SET TASK:
Show all lines of the listing that hold the word "label".

DATA LINES:
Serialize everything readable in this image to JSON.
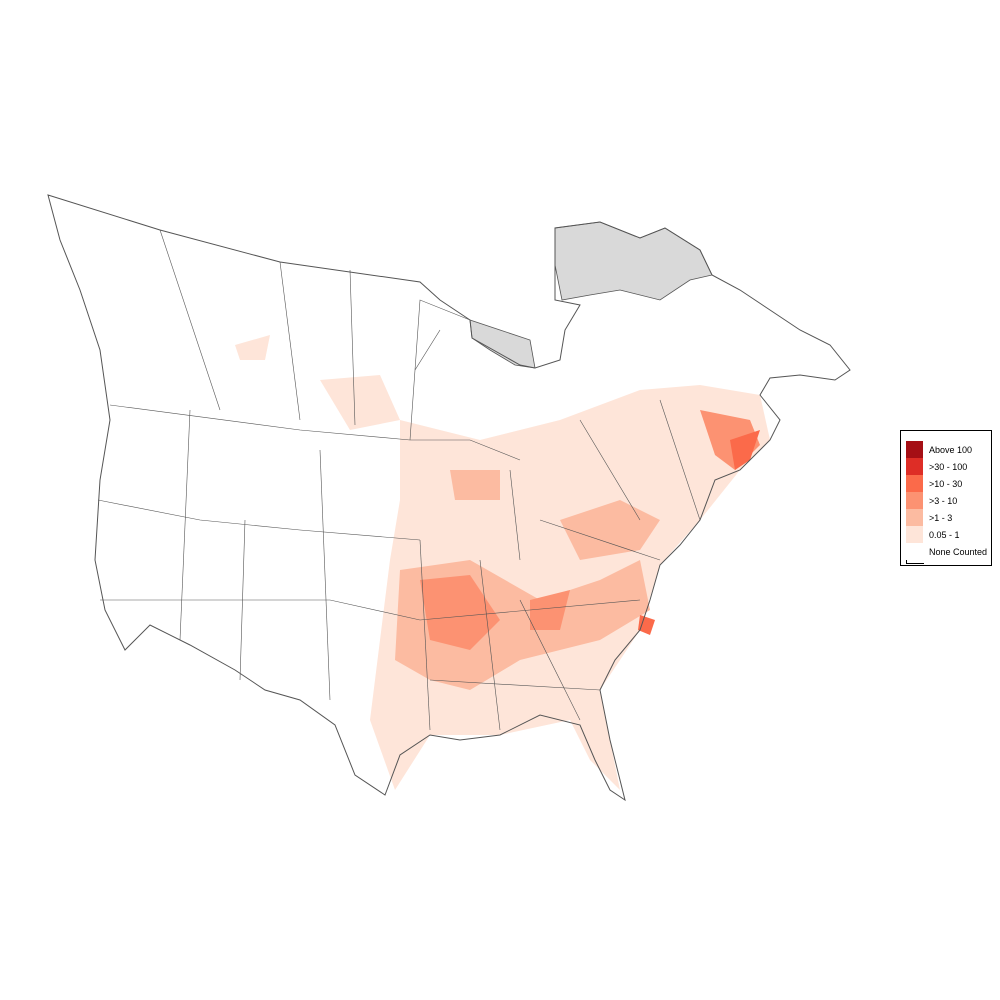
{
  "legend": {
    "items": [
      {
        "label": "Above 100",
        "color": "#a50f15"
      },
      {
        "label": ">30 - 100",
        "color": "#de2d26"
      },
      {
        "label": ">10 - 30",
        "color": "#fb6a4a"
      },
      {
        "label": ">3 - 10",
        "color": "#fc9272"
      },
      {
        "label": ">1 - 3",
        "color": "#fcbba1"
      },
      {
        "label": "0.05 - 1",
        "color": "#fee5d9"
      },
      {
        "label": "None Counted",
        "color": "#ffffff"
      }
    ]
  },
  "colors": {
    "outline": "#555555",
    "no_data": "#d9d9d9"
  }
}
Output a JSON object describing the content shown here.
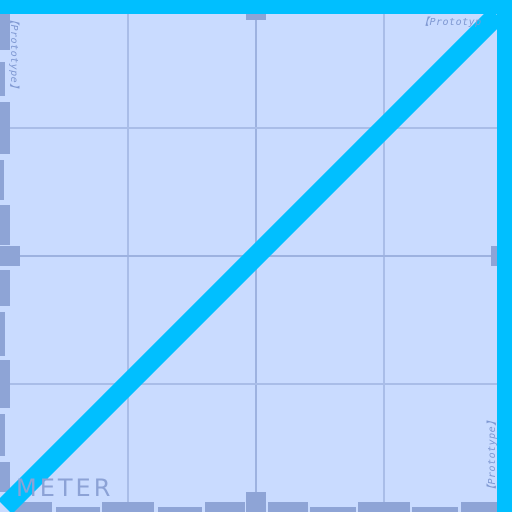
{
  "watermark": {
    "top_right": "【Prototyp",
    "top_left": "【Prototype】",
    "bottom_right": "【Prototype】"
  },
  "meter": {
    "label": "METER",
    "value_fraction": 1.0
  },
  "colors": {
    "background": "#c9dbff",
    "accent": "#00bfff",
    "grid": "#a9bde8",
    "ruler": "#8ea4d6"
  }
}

THE RESULT:
        "label": "Above 100",
        "label": ">30 - 100",
        "label": ">10 - 30",
        "label": ">3 - 10",
        "label": ">1 - 3",
        "label": "0.05 - 1",
        "label": "None Counted",
    "label": "METER",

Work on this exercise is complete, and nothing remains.